▶ _Problem details_: With the images removed, repeat the data below exactly.

[Dataset listings of figures]
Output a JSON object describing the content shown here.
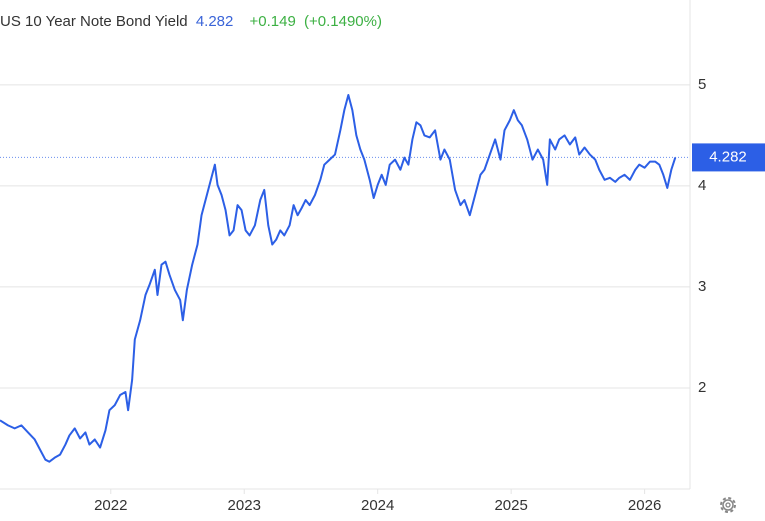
{
  "chart_data": {
    "type": "line",
    "title": "US 10 Year Note Bond Yield",
    "price": "4.282",
    "change": "+0.149",
    "change_percent": "(+0.1490%)",
    "color": "#2c5fe6",
    "price_color": "#3a64d8",
    "change_color": "#3cb043",
    "xlim": [
      2021.17,
      2026.34
    ],
    "xticks": [
      2022,
      2023,
      2024,
      2025,
      2026
    ],
    "ylim": [
      1,
      5.84
    ],
    "yticks": [
      2,
      3,
      4,
      5
    ],
    "grid": true,
    "last_value": 4.282,
    "x": [
      2021.17,
      2021.23,
      2021.28,
      2021.33,
      2021.38,
      2021.43,
      2021.47,
      2021.51,
      2021.54,
      2021.58,
      2021.62,
      2021.66,
      2021.69,
      2021.73,
      2021.77,
      2021.81,
      2021.84,
      2021.88,
      2021.92,
      2021.96,
      2021.99,
      2022.03,
      2022.07,
      2022.11,
      2022.13,
      2022.16,
      2022.18,
      2022.22,
      2022.26,
      2022.29,
      2022.33,
      2022.35,
      2022.38,
      2022.41,
      2022.44,
      2022.48,
      2022.52,
      2022.54,
      2022.57,
      2022.61,
      2022.65,
      2022.68,
      2022.72,
      2022.76,
      2022.78,
      2022.8,
      2022.83,
      2022.86,
      2022.89,
      2022.92,
      2022.95,
      2022.98,
      2023.01,
      2023.04,
      2023.08,
      2023.12,
      2023.15,
      2023.18,
      2023.21,
      2023.24,
      2023.27,
      2023.3,
      2023.34,
      2023.37,
      2023.4,
      2023.43,
      2023.46,
      2023.49,
      2023.53,
      2023.57,
      2023.6,
      2023.64,
      2023.68,
      2023.72,
      2023.75,
      2023.78,
      2023.81,
      2023.84,
      2023.87,
      2023.9,
      2023.94,
      2023.97,
      2024.0,
      2024.03,
      2024.06,
      2024.09,
      2024.13,
      2024.17,
      2024.2,
      2024.23,
      2024.26,
      2024.29,
      2024.32,
      2024.35,
      2024.39,
      2024.43,
      2024.47,
      2024.5,
      2024.54,
      2024.58,
      2024.62,
      2024.65,
      2024.69,
      2024.73,
      2024.77,
      2024.8,
      2024.84,
      2024.88,
      2024.92,
      2024.95,
      2024.99,
      2025.02,
      2025.05,
      2025.08,
      2025.12,
      2025.16,
      2025.2,
      2025.24,
      2025.27,
      2025.29,
      2025.33,
      2025.36,
      2025.4,
      2025.44,
      2025.48,
      2025.51,
      2025.55,
      2025.59,
      2025.63,
      2025.66,
      2025.7,
      2025.74,
      2025.78,
      2025.81,
      2025.85,
      2025.89,
      2025.93,
      2025.96,
      2026.0,
      2026.04,
      2026.08,
      2026.11,
      2026.14,
      2026.17,
      2026.2,
      2026.23
    ],
    "values": [
      1.68,
      1.63,
      1.6,
      1.63,
      1.56,
      1.49,
      1.39,
      1.29,
      1.27,
      1.31,
      1.34,
      1.44,
      1.53,
      1.6,
      1.5,
      1.56,
      1.44,
      1.49,
      1.41,
      1.58,
      1.78,
      1.83,
      1.93,
      1.96,
      1.78,
      2.08,
      2.48,
      2.67,
      2.92,
      3.02,
      3.17,
      2.92,
      3.22,
      3.25,
      3.12,
      2.97,
      2.87,
      2.67,
      2.97,
      3.22,
      3.42,
      3.71,
      3.91,
      4.11,
      4.21,
      4.01,
      3.91,
      3.76,
      3.51,
      3.56,
      3.81,
      3.76,
      3.56,
      3.51,
      3.61,
      3.86,
      3.96,
      3.61,
      3.42,
      3.47,
      3.56,
      3.51,
      3.61,
      3.81,
      3.71,
      3.78,
      3.86,
      3.81,
      3.91,
      4.06,
      4.21,
      4.26,
      4.31,
      4.55,
      4.75,
      4.9,
      4.75,
      4.5,
      4.36,
      4.26,
      4.06,
      3.88,
      4.01,
      4.11,
      4.01,
      4.21,
      4.26,
      4.16,
      4.28,
      4.21,
      4.46,
      4.63,
      4.6,
      4.5,
      4.48,
      4.55,
      4.26,
      4.36,
      4.26,
      3.96,
      3.81,
      3.86,
      3.71,
      3.91,
      4.11,
      4.16,
      4.31,
      4.46,
      4.26,
      4.55,
      4.65,
      4.75,
      4.65,
      4.6,
      4.46,
      4.26,
      4.36,
      4.26,
      4.01,
      4.46,
      4.36,
      4.46,
      4.5,
      4.41,
      4.48,
      4.31,
      4.38,
      4.31,
      4.26,
      4.16,
      4.06,
      4.08,
      4.04,
      4.08,
      4.11,
      4.06,
      4.16,
      4.21,
      4.18,
      4.24,
      4.24,
      4.21,
      4.11,
      3.98,
      4.16,
      4.282
    ]
  }
}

▶ _Solution for this problem_:
Output a JSON object describing the content shown here.
{
  "chart_data": {
    "type": "line",
    "title": "US 10 Year Note Bond Yield",
    "price": "4.282",
    "change": "+0.149",
    "change_percent": "(+0.1490%)",
    "color": "#2c5fe6",
    "price_color": "#3a64d8",
    "change_color": "#3cb043",
    "xlim": [
      2021.17,
      2026.34
    ],
    "xticks": [
      2022,
      2023,
      2024,
      2025,
      2026
    ],
    "ylim": [
      1,
      5.84
    ],
    "yticks": [
      2,
      3,
      4,
      5
    ],
    "grid": true,
    "last_value": 4.282,
    "x": [
      2021.17,
      2021.23,
      2021.28,
      2021.33,
      2021.38,
      2021.43,
      2021.47,
      2021.51,
      2021.54,
      2021.58,
      2021.62,
      2021.66,
      2021.69,
      2021.73,
      2021.77,
      2021.81,
      2021.84,
      2021.88,
      2021.92,
      2021.96,
      2021.99,
      2022.03,
      2022.07,
      2022.11,
      2022.13,
      2022.16,
      2022.18,
      2022.22,
      2022.26,
      2022.29,
      2022.33,
      2022.35,
      2022.38,
      2022.41,
      2022.44,
      2022.48,
      2022.52,
      2022.54,
      2022.57,
      2022.61,
      2022.65,
      2022.68,
      2022.72,
      2022.76,
      2022.78,
      2022.8,
      2022.83,
      2022.86,
      2022.89,
      2022.92,
      2022.95,
      2022.98,
      2023.01,
      2023.04,
      2023.08,
      2023.12,
      2023.15,
      2023.18,
      2023.21,
      2023.24,
      2023.27,
      2023.3,
      2023.34,
      2023.37,
      2023.4,
      2023.43,
      2023.46,
      2023.49,
      2023.53,
      2023.57,
      2023.6,
      2023.64,
      2023.68,
      2023.72,
      2023.75,
      2023.78,
      2023.81,
      2023.84,
      2023.87,
      2023.9,
      2023.94,
      2023.97,
      2024.0,
      2024.03,
      2024.06,
      2024.09,
      2024.13,
      2024.17,
      2024.2,
      2024.23,
      2024.26,
      2024.29,
      2024.32,
      2024.35,
      2024.39,
      2024.43,
      2024.47,
      2024.5,
      2024.54,
      2024.58,
      2024.62,
      2024.65,
      2024.69,
      2024.73,
      2024.77,
      2024.8,
      2024.84,
      2024.88,
      2024.92,
      2024.95,
      2024.99,
      2025.02,
      2025.05,
      2025.08,
      2025.12,
      2025.16,
      2025.2,
      2025.24,
      2025.27,
      2025.29,
      2025.33,
      2025.36,
      2025.4,
      2025.44,
      2025.48,
      2025.51,
      2025.55,
      2025.59,
      2025.63,
      2025.66,
      2025.7,
      2025.74,
      2025.78,
      2025.81,
      2025.85,
      2025.89,
      2025.93,
      2025.96,
      2026.0,
      2026.04,
      2026.08,
      2026.11,
      2026.14,
      2026.17,
      2026.2,
      2026.23
    ],
    "values": [
      1.68,
      1.63,
      1.6,
      1.63,
      1.56,
      1.49,
      1.39,
      1.29,
      1.27,
      1.31,
      1.34,
      1.44,
      1.53,
      1.6,
      1.5,
      1.56,
      1.44,
      1.49,
      1.41,
      1.58,
      1.78,
      1.83,
      1.93,
      1.96,
      1.78,
      2.08,
      2.48,
      2.67,
      2.92,
      3.02,
      3.17,
      2.92,
      3.22,
      3.25,
      3.12,
      2.97,
      2.87,
      2.67,
      2.97,
      3.22,
      3.42,
      3.71,
      3.91,
      4.11,
      4.21,
      4.01,
      3.91,
      3.76,
      3.51,
      3.56,
      3.81,
      3.76,
      3.56,
      3.51,
      3.61,
      3.86,
      3.96,
      3.61,
      3.42,
      3.47,
      3.56,
      3.51,
      3.61,
      3.81,
      3.71,
      3.78,
      3.86,
      3.81,
      3.91,
      4.06,
      4.21,
      4.26,
      4.31,
      4.55,
      4.75,
      4.9,
      4.75,
      4.5,
      4.36,
      4.26,
      4.06,
      3.88,
      4.01,
      4.11,
      4.01,
      4.21,
      4.26,
      4.16,
      4.28,
      4.21,
      4.46,
      4.63,
      4.6,
      4.5,
      4.48,
      4.55,
      4.26,
      4.36,
      4.26,
      3.96,
      3.81,
      3.86,
      3.71,
      3.91,
      4.11,
      4.16,
      4.31,
      4.46,
      4.26,
      4.55,
      4.65,
      4.75,
      4.65,
      4.6,
      4.46,
      4.26,
      4.36,
      4.26,
      4.01,
      4.46,
      4.36,
      4.46,
      4.5,
      4.41,
      4.48,
      4.31,
      4.38,
      4.31,
      4.26,
      4.16,
      4.06,
      4.08,
      4.04,
      4.08,
      4.11,
      4.06,
      4.16,
      4.21,
      4.18,
      4.24,
      4.24,
      4.21,
      4.11,
      3.98,
      4.16,
      4.282
    ]
  }
}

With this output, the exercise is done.